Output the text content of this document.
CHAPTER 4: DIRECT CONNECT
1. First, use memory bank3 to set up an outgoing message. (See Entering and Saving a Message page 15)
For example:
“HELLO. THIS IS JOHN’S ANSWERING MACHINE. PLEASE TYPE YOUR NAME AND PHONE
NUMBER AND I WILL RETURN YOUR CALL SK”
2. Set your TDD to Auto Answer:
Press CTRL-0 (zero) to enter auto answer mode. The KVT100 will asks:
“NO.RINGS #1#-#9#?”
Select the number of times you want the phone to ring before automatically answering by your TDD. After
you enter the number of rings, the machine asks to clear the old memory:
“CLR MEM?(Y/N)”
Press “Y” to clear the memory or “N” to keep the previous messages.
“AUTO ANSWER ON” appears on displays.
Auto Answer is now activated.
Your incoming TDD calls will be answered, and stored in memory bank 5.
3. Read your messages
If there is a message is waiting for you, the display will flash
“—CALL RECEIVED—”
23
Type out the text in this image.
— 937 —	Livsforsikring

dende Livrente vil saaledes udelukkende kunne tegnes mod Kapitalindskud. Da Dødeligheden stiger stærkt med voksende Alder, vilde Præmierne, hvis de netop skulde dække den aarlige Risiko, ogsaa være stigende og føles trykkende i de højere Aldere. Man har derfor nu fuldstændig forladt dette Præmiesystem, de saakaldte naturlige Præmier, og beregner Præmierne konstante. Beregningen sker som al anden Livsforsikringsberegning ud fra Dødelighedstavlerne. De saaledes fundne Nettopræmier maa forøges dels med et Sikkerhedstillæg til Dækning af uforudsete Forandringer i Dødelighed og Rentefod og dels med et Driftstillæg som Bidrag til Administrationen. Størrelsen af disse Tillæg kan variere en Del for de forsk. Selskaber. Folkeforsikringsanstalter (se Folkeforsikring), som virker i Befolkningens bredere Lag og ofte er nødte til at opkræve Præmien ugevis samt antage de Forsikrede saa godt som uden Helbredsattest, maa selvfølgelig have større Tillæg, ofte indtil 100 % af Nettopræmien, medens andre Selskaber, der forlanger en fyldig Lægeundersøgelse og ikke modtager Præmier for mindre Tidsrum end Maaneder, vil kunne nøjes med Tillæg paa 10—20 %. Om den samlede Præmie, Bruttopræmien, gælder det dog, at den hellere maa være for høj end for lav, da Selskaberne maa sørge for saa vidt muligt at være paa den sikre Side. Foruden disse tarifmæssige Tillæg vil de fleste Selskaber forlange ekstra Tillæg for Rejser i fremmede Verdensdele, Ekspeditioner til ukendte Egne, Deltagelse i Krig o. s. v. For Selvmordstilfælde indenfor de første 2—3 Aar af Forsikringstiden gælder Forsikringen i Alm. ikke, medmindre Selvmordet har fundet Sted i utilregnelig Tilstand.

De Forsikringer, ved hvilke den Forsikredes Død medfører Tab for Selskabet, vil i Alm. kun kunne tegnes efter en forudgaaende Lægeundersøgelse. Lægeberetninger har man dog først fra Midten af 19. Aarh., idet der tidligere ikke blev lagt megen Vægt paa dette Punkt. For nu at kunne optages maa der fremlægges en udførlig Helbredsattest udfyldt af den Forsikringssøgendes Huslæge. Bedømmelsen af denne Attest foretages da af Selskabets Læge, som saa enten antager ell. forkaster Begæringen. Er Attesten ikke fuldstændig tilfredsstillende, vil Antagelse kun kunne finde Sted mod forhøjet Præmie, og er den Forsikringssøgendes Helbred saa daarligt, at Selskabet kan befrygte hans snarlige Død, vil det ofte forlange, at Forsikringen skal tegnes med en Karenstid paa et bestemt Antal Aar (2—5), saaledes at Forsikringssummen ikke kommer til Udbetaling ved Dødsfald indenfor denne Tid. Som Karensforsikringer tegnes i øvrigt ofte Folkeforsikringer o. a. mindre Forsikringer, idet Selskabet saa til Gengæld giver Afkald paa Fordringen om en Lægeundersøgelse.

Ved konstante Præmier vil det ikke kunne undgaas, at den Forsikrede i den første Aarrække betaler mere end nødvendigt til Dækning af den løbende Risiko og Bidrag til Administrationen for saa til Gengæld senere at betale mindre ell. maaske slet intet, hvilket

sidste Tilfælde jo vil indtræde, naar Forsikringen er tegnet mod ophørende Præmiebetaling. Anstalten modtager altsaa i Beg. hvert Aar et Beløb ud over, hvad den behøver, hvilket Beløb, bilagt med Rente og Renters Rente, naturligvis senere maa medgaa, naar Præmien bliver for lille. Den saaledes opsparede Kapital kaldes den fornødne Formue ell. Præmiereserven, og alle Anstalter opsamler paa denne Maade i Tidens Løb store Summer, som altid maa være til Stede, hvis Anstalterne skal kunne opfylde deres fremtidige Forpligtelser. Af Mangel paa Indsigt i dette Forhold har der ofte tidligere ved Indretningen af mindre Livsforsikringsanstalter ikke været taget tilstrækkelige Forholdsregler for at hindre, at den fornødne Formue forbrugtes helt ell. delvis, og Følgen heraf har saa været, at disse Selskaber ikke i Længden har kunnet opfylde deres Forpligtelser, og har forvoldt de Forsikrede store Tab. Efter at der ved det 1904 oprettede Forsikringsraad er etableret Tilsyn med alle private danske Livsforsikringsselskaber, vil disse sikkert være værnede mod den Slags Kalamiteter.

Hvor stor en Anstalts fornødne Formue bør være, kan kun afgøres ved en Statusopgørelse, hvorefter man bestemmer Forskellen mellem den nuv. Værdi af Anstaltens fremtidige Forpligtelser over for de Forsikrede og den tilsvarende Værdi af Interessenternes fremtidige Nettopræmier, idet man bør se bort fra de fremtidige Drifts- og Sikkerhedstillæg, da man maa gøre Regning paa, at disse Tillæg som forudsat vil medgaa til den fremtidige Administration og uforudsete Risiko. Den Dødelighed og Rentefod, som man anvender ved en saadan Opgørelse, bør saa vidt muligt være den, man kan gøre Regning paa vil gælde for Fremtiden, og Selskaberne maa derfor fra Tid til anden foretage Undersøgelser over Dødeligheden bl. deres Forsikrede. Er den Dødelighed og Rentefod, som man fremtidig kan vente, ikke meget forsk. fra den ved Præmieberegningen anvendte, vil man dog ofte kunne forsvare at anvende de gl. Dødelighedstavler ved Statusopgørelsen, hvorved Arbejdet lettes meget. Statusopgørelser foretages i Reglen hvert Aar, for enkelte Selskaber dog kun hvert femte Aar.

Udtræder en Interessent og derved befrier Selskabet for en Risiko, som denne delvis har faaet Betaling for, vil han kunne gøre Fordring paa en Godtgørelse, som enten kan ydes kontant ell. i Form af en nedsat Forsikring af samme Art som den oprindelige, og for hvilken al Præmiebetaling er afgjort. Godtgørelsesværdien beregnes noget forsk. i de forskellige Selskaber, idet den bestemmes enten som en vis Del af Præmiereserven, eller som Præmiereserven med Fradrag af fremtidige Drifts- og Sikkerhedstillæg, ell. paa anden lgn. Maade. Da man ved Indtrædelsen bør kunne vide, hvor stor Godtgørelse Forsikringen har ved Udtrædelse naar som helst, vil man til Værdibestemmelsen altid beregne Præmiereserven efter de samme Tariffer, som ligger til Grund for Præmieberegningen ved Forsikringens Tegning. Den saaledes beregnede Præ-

# Work instructions
Write out the full listing exactly as given.

# Exercise result
Output the text content of this document.
CHAPTER 4: DIRECT CONNECT
1. First, use memory bank3 to set up an outgoing message. (See Entering and Saving a Message page 15)
For example:
“HELLO. THIS IS JOHN’S ANSWERING MACHINE. PLEASE TYPE YOUR NAME AND PHONE
NUMBER AND I WILL RETURN YOUR CALL SK”
2. Set your TDD to Auto Answer:
Press CTRL-0 (zero) to enter auto answer mode. The KVT100 will asks:
“NO.RINGS #1#-#9#?”
Select the number of times you want the phone to ring before automatically answering by your TDD. After
you enter the number of rings, the machine asks to clear the old memory:
“CLR MEM?(Y/N)”
Press “Y” to clear the memory or “N” to keep the previous messages.
“AUTO ANSWER ON” appears on displays.
Auto Answer is now activated.
Your incoming TDD calls will be answered, and stored in memory bank 5.
3. Read your messages
If there is a message is waiting for you, the display will flash
“—CALL RECEIVED—”
23
Type out the text in this image.
— 937 —	Livsforsikring

dende Livrente vil saaledes udelukkende kunne tegnes mod Kapitalindskud. Da Dødeligheden stiger stærkt med voksende Alder, vilde Præmierne, hvis de netop skulde dække den aarlige Risiko, ogsaa være stigende og føles trykkende i de højere Aldere. Man har derfor nu fuldstændig forladt dette Præmiesystem, de saakaldte naturlige Præmier, og beregner Præmierne konstante. Beregningen sker som al anden Livsforsikringsberegning ud fra Dødelighedstavlerne. De saaledes fundne Nettopræmier maa forøges dels med et Sikkerhedstillæg til Dækning af uforudsete Forandringer i Dødelighed og Rentefod og dels med et Driftstillæg som Bidrag til Administrationen. Størrelsen af disse Tillæg kan variere en Del for de forsk. Selskaber. Folkeforsikringsanstalter (se Folkeforsikring), som virker i Befolkningens bredere Lag og ofte er nødte til at opkræve Præmien ugevis samt antage de Forsikrede saa godt som uden Helbredsattest, maa selvfølgelig have større Tillæg, ofte indtil 100 % af Nettopræmien, medens andre Selskaber, der forlanger en fyldig Lægeundersøgelse og ikke modtager Præmier for mindre Tidsrum end Maaneder, vil kunne nøjes med Tillæg paa 10—20 %. Om den samlede Præmie, Bruttopræmien, gælder det dog, at den hellere maa være for høj end for lav, da Selskaberne maa sørge for saa vidt muligt at være paa den sikre Side. Foruden disse tarifmæssige Tillæg vil de fleste Selskaber forlange ekstra Tillæg for Rejser i fremmede Verdensdele, Ekspeditioner til ukendte Egne, Deltagelse i Krig o. s. v. For Selvmordstilfælde indenfor de første 2—3 Aar af Forsikringstiden gælder Forsikringen i Alm. ikke, medmindre Selvmordet har fundet Sted i utilregnelig Tilstand.

De Forsikringer, ved hvilke den Forsikredes Død medfører Tab for Selskabet, vil i Alm. kun kunne tegnes efter en forudgaaende Lægeundersøgelse. Lægeberetninger har man dog først fra Midten af 19. Aarh., idet der tidligere ikke blev lagt megen Vægt paa dette Punkt. For nu at kunne optages maa der fremlægges en udførlig Helbredsattest udfyldt af den Forsikringssøgendes Huslæge. Bedømmelsen af denne Attest foretages da af Selskabets Læge, som saa enten antager ell. forkaster Begæringen. Er Attesten ikke fuldstændig tilfredsstillende, vil Antagelse kun kunne finde Sted mod forhøjet Præmie, og er den Forsikringssøgendes Helbred saa daarligt, at Selskabet kan befrygte hans snarlige Død, vil det ofte forlange, at Forsikringen skal tegnes med en Karenstid paa et bestemt Antal Aar (2—5), saaledes at Forsikringssummen ikke kommer til Udbetaling ved Dødsfald indenfor denne Tid. Som Karensforsikringer tegnes i øvrigt ofte Folkeforsikringer o. a. mindre Forsikringer, idet Selskabet saa til Gengæld giver Afkald paa Fordringen om en Lægeundersøgelse.

Ved konstante Præmier vil det ikke kunne undgaas, at den Forsikrede i den første Aarrække betaler mere end nødvendigt til Dækning af den løbende Risiko og Bidrag til Administrationen for saa til Gengæld senere at betale mindre ell. maaske slet intet, hvilket

sidste Tilfælde jo vil indtræde, naar Forsikringen er tegnet mod ophørende Præmiebetaling. Anstalten modtager altsaa i Beg. hvert Aar et Beløb ud over, hvad den behøver, hvilket Beløb, bilagt med Rente og Renters Rente, naturligvis senere maa medgaa, naar Præmien bliver for lille. Den saaledes opsparede Kapital kaldes den fornødne Formue ell. Præmiereserven, og alle Anstalter opsamler paa denne Maade i Tidens Løb store Summer, som altid maa være til Stede, hvis Anstalterne skal kunne opfylde deres fremtidige Forpligtelser. Af Mangel paa Indsigt i dette Forhold har der ofte tidligere ved Indretningen af mindre Livsforsikringsanstalter ikke været taget tilstrækkelige Forholdsregler for at hindre, at den fornødne Formue forbrugtes helt ell. delvis, og Følgen heraf har saa været, at disse Selskaber ikke i Længden har kunnet opfylde deres Forpligtelser, og har forvoldt de Forsikrede store Tab. Efter at der ved det 1904 oprettede Forsikringsraad er etableret Tilsyn med alle private danske Livsforsikringsselskaber, vil disse sikkert være værnede mod den Slags Kalamiteter.

Hvor stor en Anstalts fornødne Formue bør være, kan kun afgøres ved en Statusopgørelse, hvorefter man bestemmer Forskellen mellem den nuv. Værdi af Anstaltens fremtidige Forpligtelser over for de Forsikrede og den tilsvarende Værdi af Interessenternes fremtidige Nettopræmier, idet man bør se bort fra de fremtidige Drifts- og Sikkerhedstillæg, da man maa gøre Regning paa, at disse Tillæg som forudsat vil medgaa til den fremtidige Administration og uforudsete Risiko. Den Dødelighed og Rentefod, som man anvender ved en saadan Opgørelse, bør saa vidt muligt være den, man kan gøre Regning paa vil gælde for Fremtiden, og Selskaberne maa derfor fra Tid til anden foretage Undersøgelser over Dødeligheden bl. deres Forsikrede. Er den Dødelighed og Rentefod, som man fremtidig kan vente, ikke meget forsk. fra den ved Præmieberegningen anvendte, vil man dog ofte kunne forsvare at anvende de gl. Dødelighedstavler ved Statusopgørelsen, hvorved Arbejdet lettes meget. Statusopgørelser foretages i Reglen hvert Aar, for enkelte Selskaber dog kun hvert femte Aar.

Udtræder en Interessent og derved befrier Selskabet for en Risiko, som denne delvis har faaet Betaling for, vil han kunne gøre Fordring paa en Godtgørelse, som enten kan ydes kontant ell. i Form af en nedsat Forsikring af samme Art som den oprindelige, og for hvilken al Præmiebetaling er afgjort. Godtgørelsesværdien beregnes noget forsk. i de forskellige Selskaber, idet den bestemmes enten som en vis Del af Præmiereserven, eller som Præmiereserven med Fradrag af fremtidige Drifts- og Sikkerhedstillæg, ell. paa anden lgn. Maade. Da man ved Indtrædelsen bør kunne vide, hvor stor Godtgørelse Forsikringen har ved Udtrædelse naar som helst, vil man til Værdibestemmelsen altid beregne Præmiereserven efter de samme Tariffer, som ligger til Grund for Præmieberegningen ved Forsikringens Tegning. Den saaledes beregnede Præ-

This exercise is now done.